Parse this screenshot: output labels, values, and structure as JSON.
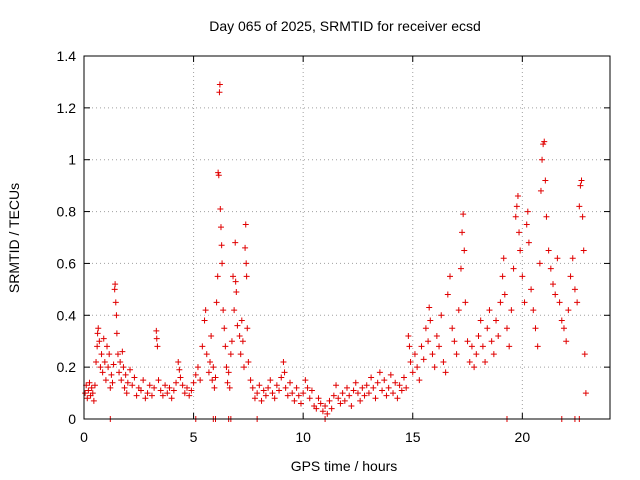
{
  "chart_data": {
    "type": "scatter",
    "title": "Day 065 of 2025, SRMTID for receiver ecsd",
    "xlabel": "GPS time / hours",
    "ylabel": "SRMTID / TECUs",
    "xlim": [
      0,
      24
    ],
    "ylim": [
      0,
      1.4
    ],
    "xticks": [
      0,
      5,
      10,
      15,
      20
    ],
    "yticks": [
      0,
      0.2,
      0.4,
      0.6,
      0.8,
      1,
      1.2,
      1.4
    ],
    "xtick_labels": [
      "0",
      "5",
      "10",
      "15",
      "20"
    ],
    "ytick_labels": [
      "0",
      "0.2",
      "0.4",
      "0.6",
      "0.8",
      "1",
      "1.2",
      "1.4"
    ],
    "grid": true,
    "marker": "+",
    "marker_color": "#e00000",
    "series": [
      {
        "name": "SRMTID",
        "points": [
          [
            0.05,
            0.1
          ],
          [
            0.1,
            0.13
          ],
          [
            0.15,
            0.08
          ],
          [
            0.2,
            0.11
          ],
          [
            0.25,
            0.14
          ],
          [
            0.3,
            0.09
          ],
          [
            0.35,
            0.12
          ],
          [
            0.4,
            0.1
          ],
          [
            0.45,
            0.07
          ],
          [
            0.5,
            0.13
          ],
          [
            0.55,
            0.22
          ],
          [
            0.6,
            0.28
          ],
          [
            0.62,
            0.33
          ],
          [
            0.65,
            0.35
          ],
          [
            0.7,
            0.3
          ],
          [
            0.75,
            0.2
          ],
          [
            0.8,
            0.25
          ],
          [
            0.85,
            0.18
          ],
          [
            0.9,
            0.31
          ],
          [
            0.95,
            0.22
          ],
          [
            1.0,
            0.15
          ],
          [
            1.05,
            0.28
          ],
          [
            1.1,
            0.2
          ],
          [
            1.15,
            0.25
          ],
          [
            1.2,
            0.12
          ],
          [
            1.25,
            0.17
          ],
          [
            1.3,
            0.14
          ],
          [
            1.35,
            0.21
          ],
          [
            1.4,
            0.5
          ],
          [
            1.42,
            0.52
          ],
          [
            1.45,
            0.45
          ],
          [
            1.48,
            0.4
          ],
          [
            1.5,
            0.33
          ],
          [
            1.55,
            0.25
          ],
          [
            1.6,
            0.18
          ],
          [
            1.65,
            0.22
          ],
          [
            1.7,
            0.15
          ],
          [
            1.75,
            0.26
          ],
          [
            1.8,
            0.2
          ],
          [
            1.85,
            0.12
          ],
          [
            1.9,
            0.17
          ],
          [
            1.95,
            0.1
          ],
          [
            2.0,
            0.14
          ],
          [
            2.1,
            0.19
          ],
          [
            2.2,
            0.13
          ],
          [
            2.3,
            0.16
          ],
          [
            2.4,
            0.09
          ],
          [
            2.5,
            0.12
          ],
          [
            2.6,
            0.11
          ],
          [
            2.7,
            0.15
          ],
          [
            2.8,
            0.08
          ],
          [
            2.9,
            0.1
          ],
          [
            3.0,
            0.13
          ],
          [
            3.1,
            0.09
          ],
          [
            3.2,
            0.12
          ],
          [
            3.3,
            0.34
          ],
          [
            3.32,
            0.31
          ],
          [
            3.35,
            0.28
          ],
          [
            3.4,
            0.15
          ],
          [
            3.5,
            0.11
          ],
          [
            3.6,
            0.09
          ],
          [
            3.7,
            0.13
          ],
          [
            3.8,
            0.1
          ],
          [
            3.9,
            0.12
          ],
          [
            4.0,
            0.08
          ],
          [
            4.1,
            0.11
          ],
          [
            4.2,
            0.14
          ],
          [
            4.3,
            0.22
          ],
          [
            4.35,
            0.19
          ],
          [
            4.4,
            0.16
          ],
          [
            4.5,
            0.13
          ],
          [
            4.6,
            0.1
          ],
          [
            4.7,
            0.12
          ],
          [
            4.8,
            0.09
          ],
          [
            4.9,
            0.11
          ],
          [
            5.0,
            0.14
          ],
          [
            5.1,
            0.17
          ],
          [
            5.2,
            0.2
          ],
          [
            5.3,
            0.15
          ],
          [
            5.4,
            0.28
          ],
          [
            5.5,
            0.38
          ],
          [
            5.55,
            0.42
          ],
          [
            5.6,
            0.25
          ],
          [
            5.7,
            0.18
          ],
          [
            5.75,
            0.22
          ],
          [
            5.8,
            0.32
          ],
          [
            5.85,
            0.15
          ],
          [
            5.9,
            0.2
          ],
          [
            5.95,
            0.12
          ],
          [
            6.0,
            0.16
          ],
          [
            6.05,
            0.45
          ],
          [
            6.1,
            0.55
          ],
          [
            6.12,
            0.95
          ],
          [
            6.15,
            0.94
          ],
          [
            6.18,
            1.26
          ],
          [
            6.2,
            1.29
          ],
          [
            6.22,
            0.81
          ],
          [
            6.25,
            0.74
          ],
          [
            6.28,
            0.67
          ],
          [
            6.3,
            0.6
          ],
          [
            6.35,
            0.42
          ],
          [
            6.4,
            0.35
          ],
          [
            6.45,
            0.28
          ],
          [
            6.5,
            0.2
          ],
          [
            6.55,
            0.14
          ],
          [
            6.6,
            0.18
          ],
          [
            6.65,
            0.12
          ],
          [
            6.7,
            0.25
          ],
          [
            6.75,
            0.3
          ],
          [
            6.8,
            0.55
          ],
          [
            6.85,
            0.42
          ],
          [
            6.9,
            0.68
          ],
          [
            6.92,
            0.53
          ],
          [
            6.95,
            0.49
          ],
          [
            7.0,
            0.36
          ],
          [
            7.1,
            0.32
          ],
          [
            7.15,
            0.25
          ],
          [
            7.2,
            0.38
          ],
          [
            7.25,
            0.3
          ],
          [
            7.3,
            0.2
          ],
          [
            7.35,
            0.66
          ],
          [
            7.38,
            0.75
          ],
          [
            7.4,
            0.6
          ],
          [
            7.42,
            0.55
          ],
          [
            7.45,
            0.35
          ],
          [
            7.5,
            0.22
          ],
          [
            7.6,
            0.15
          ],
          [
            7.7,
            0.12
          ],
          [
            7.8,
            0.08
          ],
          [
            7.9,
            0.1
          ],
          [
            8.0,
            0.13
          ],
          [
            8.1,
            0.07
          ],
          [
            8.2,
            0.11
          ],
          [
            8.3,
            0.09
          ],
          [
            8.4,
            0.12
          ],
          [
            8.5,
            0.15
          ],
          [
            8.6,
            0.1
          ],
          [
            8.7,
            0.08
          ],
          [
            8.8,
            0.13
          ],
          [
            8.9,
            0.11
          ],
          [
            9.0,
            0.16
          ],
          [
            9.1,
            0.22
          ],
          [
            9.15,
            0.18
          ],
          [
            9.2,
            0.12
          ],
          [
            9.3,
            0.09
          ],
          [
            9.4,
            0.14
          ],
          [
            9.5,
            0.1
          ],
          [
            9.6,
            0.07
          ],
          [
            9.7,
            0.12
          ],
          [
            9.8,
            0.09
          ],
          [
            9.9,
            0.06
          ],
          [
            10.0,
            0.1
          ],
          [
            10.1,
            0.15
          ],
          [
            10.2,
            0.12
          ],
          [
            10.3,
            0.08
          ],
          [
            10.4,
            0.11
          ],
          [
            10.5,
            0.05
          ],
          [
            10.6,
            0.04
          ],
          [
            10.7,
            0.08
          ],
          [
            10.8,
            0.06
          ],
          [
            10.9,
            0.03
          ],
          [
            11.0,
            0.05
          ],
          [
            11.1,
            0.02
          ],
          [
            11.2,
            0.07
          ],
          [
            11.3,
            0.04
          ],
          [
            11.4,
            0.09
          ],
          [
            11.5,
            0.13
          ],
          [
            11.6,
            0.08
          ],
          [
            11.7,
            0.06
          ],
          [
            11.8,
            0.1
          ],
          [
            11.9,
            0.07
          ],
          [
            12.0,
            0.12
          ],
          [
            12.1,
            0.09
          ],
          [
            12.2,
            0.05
          ],
          [
            12.3,
            0.11
          ],
          [
            12.4,
            0.14
          ],
          [
            12.5,
            0.1
          ],
          [
            12.6,
            0.07
          ],
          [
            12.7,
            0.12
          ],
          [
            12.8,
            0.09
          ],
          [
            12.9,
            0.13
          ],
          [
            13.0,
            0.1
          ],
          [
            13.1,
            0.16
          ],
          [
            13.2,
            0.12
          ],
          [
            13.3,
            0.08
          ],
          [
            13.4,
            0.14
          ],
          [
            13.5,
            0.18
          ],
          [
            13.6,
            0.11
          ],
          [
            13.7,
            0.15
          ],
          [
            13.8,
            0.09
          ],
          [
            13.9,
            0.12
          ],
          [
            14.0,
            0.17
          ],
          [
            14.1,
            0.1
          ],
          [
            14.2,
            0.14
          ],
          [
            14.3,
            0.08
          ],
          [
            14.4,
            0.13
          ],
          [
            14.5,
            0.11
          ],
          [
            14.6,
            0.16
          ],
          [
            14.7,
            0.12
          ],
          [
            14.8,
            0.32
          ],
          [
            14.85,
            0.28
          ],
          [
            14.9,
            0.22
          ],
          [
            15.0,
            0.18
          ],
          [
            15.1,
            0.25
          ],
          [
            15.2,
            0.2
          ],
          [
            15.3,
            0.15
          ],
          [
            15.4,
            0.28
          ],
          [
            15.5,
            0.23
          ],
          [
            15.6,
            0.35
          ],
          [
            15.7,
            0.3
          ],
          [
            15.75,
            0.43
          ],
          [
            15.8,
            0.38
          ],
          [
            15.9,
            0.25
          ],
          [
            16.0,
            0.2
          ],
          [
            16.1,
            0.32
          ],
          [
            16.2,
            0.28
          ],
          [
            16.3,
            0.4
          ],
          [
            16.4,
            0.22
          ],
          [
            16.5,
            0.18
          ],
          [
            16.6,
            0.48
          ],
          [
            16.7,
            0.55
          ],
          [
            16.8,
            0.35
          ],
          [
            16.9,
            0.3
          ],
          [
            17.0,
            0.25
          ],
          [
            17.1,
            0.42
          ],
          [
            17.2,
            0.58
          ],
          [
            17.25,
            0.72
          ],
          [
            17.3,
            0.79
          ],
          [
            17.35,
            0.65
          ],
          [
            17.4,
            0.45
          ],
          [
            17.5,
            0.3
          ],
          [
            17.6,
            0.22
          ],
          [
            17.7,
            0.28
          ],
          [
            17.8,
            0.2
          ],
          [
            17.9,
            0.25
          ],
          [
            18.0,
            0.32
          ],
          [
            18.1,
            0.38
          ],
          [
            18.2,
            0.28
          ],
          [
            18.3,
            0.22
          ],
          [
            18.4,
            0.35
          ],
          [
            18.5,
            0.42
          ],
          [
            18.6,
            0.3
          ],
          [
            18.7,
            0.25
          ],
          [
            18.8,
            0.38
          ],
          [
            18.9,
            0.32
          ],
          [
            19.0,
            0.45
          ],
          [
            19.1,
            0.55
          ],
          [
            19.15,
            0.62
          ],
          [
            19.2,
            0.48
          ],
          [
            19.3,
            0.35
          ],
          [
            19.4,
            0.28
          ],
          [
            19.5,
            0.42
          ],
          [
            19.6,
            0.58
          ],
          [
            19.7,
            0.78
          ],
          [
            19.75,
            0.82
          ],
          [
            19.8,
            0.86
          ],
          [
            19.85,
            0.72
          ],
          [
            19.9,
            0.65
          ],
          [
            20.0,
            0.55
          ],
          [
            20.1,
            0.45
          ],
          [
            20.2,
            0.75
          ],
          [
            20.25,
            0.8
          ],
          [
            20.3,
            0.68
          ],
          [
            20.4,
            0.5
          ],
          [
            20.5,
            0.42
          ],
          [
            20.6,
            0.35
          ],
          [
            20.7,
            0.28
          ],
          [
            20.8,
            0.6
          ],
          [
            20.85,
            0.88
          ],
          [
            20.9,
            1.0
          ],
          [
            20.95,
            1.06
          ],
          [
            21.0,
            1.07
          ],
          [
            21.05,
            0.92
          ],
          [
            21.1,
            0.78
          ],
          [
            21.2,
            0.65
          ],
          [
            21.3,
            0.58
          ],
          [
            21.4,
            0.52
          ],
          [
            21.5,
            0.48
          ],
          [
            21.6,
            0.62
          ],
          [
            21.7,
            0.45
          ],
          [
            21.8,
            0.38
          ],
          [
            21.9,
            0.35
          ],
          [
            22.0,
            0.3
          ],
          [
            22.1,
            0.42
          ],
          [
            22.2,
            0.55
          ],
          [
            22.3,
            0.62
          ],
          [
            22.4,
            0.5
          ],
          [
            22.5,
            0.45
          ],
          [
            22.6,
            0.82
          ],
          [
            22.65,
            0.9
          ],
          [
            22.7,
            0.92
          ],
          [
            22.75,
            0.78
          ],
          [
            22.8,
            0.65
          ],
          [
            22.85,
            0.25
          ],
          [
            22.9,
            0.1
          ]
        ],
        "zero_points": [
          1.2,
          5.1,
          5.9,
          6.0,
          6.6,
          6.7,
          7.9,
          11.0,
          19.3,
          21.8,
          22.4,
          22.6
        ]
      }
    ]
  }
}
_ _ _ _ _
### EXERCISE
Write down only how many lines in the listing contain the word "SRMTID".

### THE RESPONSE
3